**WORK TO BE COMPLETED**
Copy every entry precisely.

**INPUT**
#####

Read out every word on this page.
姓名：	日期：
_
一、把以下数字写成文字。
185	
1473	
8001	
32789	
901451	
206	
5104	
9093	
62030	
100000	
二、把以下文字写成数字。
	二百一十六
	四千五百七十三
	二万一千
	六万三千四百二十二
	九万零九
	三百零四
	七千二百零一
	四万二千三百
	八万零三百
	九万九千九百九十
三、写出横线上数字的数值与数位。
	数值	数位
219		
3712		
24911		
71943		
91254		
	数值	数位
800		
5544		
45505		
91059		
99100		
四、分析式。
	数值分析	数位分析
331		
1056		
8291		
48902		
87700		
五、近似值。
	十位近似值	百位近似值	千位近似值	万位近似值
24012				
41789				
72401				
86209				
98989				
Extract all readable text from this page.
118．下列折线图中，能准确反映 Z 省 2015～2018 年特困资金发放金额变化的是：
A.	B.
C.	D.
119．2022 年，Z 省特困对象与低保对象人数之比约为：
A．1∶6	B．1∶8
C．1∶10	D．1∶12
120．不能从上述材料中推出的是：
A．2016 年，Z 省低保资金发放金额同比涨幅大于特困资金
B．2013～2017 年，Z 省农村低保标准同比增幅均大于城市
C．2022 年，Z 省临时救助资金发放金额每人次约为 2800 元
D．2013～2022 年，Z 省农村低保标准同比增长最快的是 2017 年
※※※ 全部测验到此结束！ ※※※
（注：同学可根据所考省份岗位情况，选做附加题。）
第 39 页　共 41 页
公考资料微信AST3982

#####

**OUTPUT**
Read out every word on this page.
姓名：	日期：
_
一、把以下数字写成文字。
185	
1473	
8001	
32789	
901451	
206	
5104	
9093	
62030	
100000	
二、把以下文字写成数字。
	二百一十六
	四千五百七十三
	二万一千
	六万三千四百二十二
	九万零九
	三百零四
	七千二百零一
	四万二千三百
	八万零三百
	九万九千九百九十
三、写出横线上数字的数值与数位。
	数值	数位
219		
3712		
24911		
71943		
91254		
	数值	数位
800		
5544		
45505		
91059		
99100		
四、分析式。
	数值分析	数位分析
331		
1056		
8291		
48902		
87700		
五、近似值。
	十位近似值	百位近似值	千位近似值	万位近似值
24012				
41789				
72401				
86209				
98989				
Extract all readable text from this page.
118．下列折线图中，能准确反映 Z 省 2015～2018 年特困资金发放金额变化的是：
A.	B.
C.	D.
119．2022 年，Z 省特困对象与低保对象人数之比约为：
A．1∶6	B．1∶8
C．1∶10	D．1∶12
120．不能从上述材料中推出的是：
A．2016 年，Z 省低保资金发放金额同比涨幅大于特困资金
B．2013～2017 年，Z 省农村低保标准同比增幅均大于城市
C．2022 年，Z 省临时救助资金发放金额每人次约为 2800 元
D．2013～2022 年，Z 省农村低保标准同比增长最快的是 2017 年
※※※ 全部测验到此结束！ ※※※
（注：同学可根据所考省份岗位情况，选做附加题。）
第 39 页　共 41 页
公考资料微信AST3982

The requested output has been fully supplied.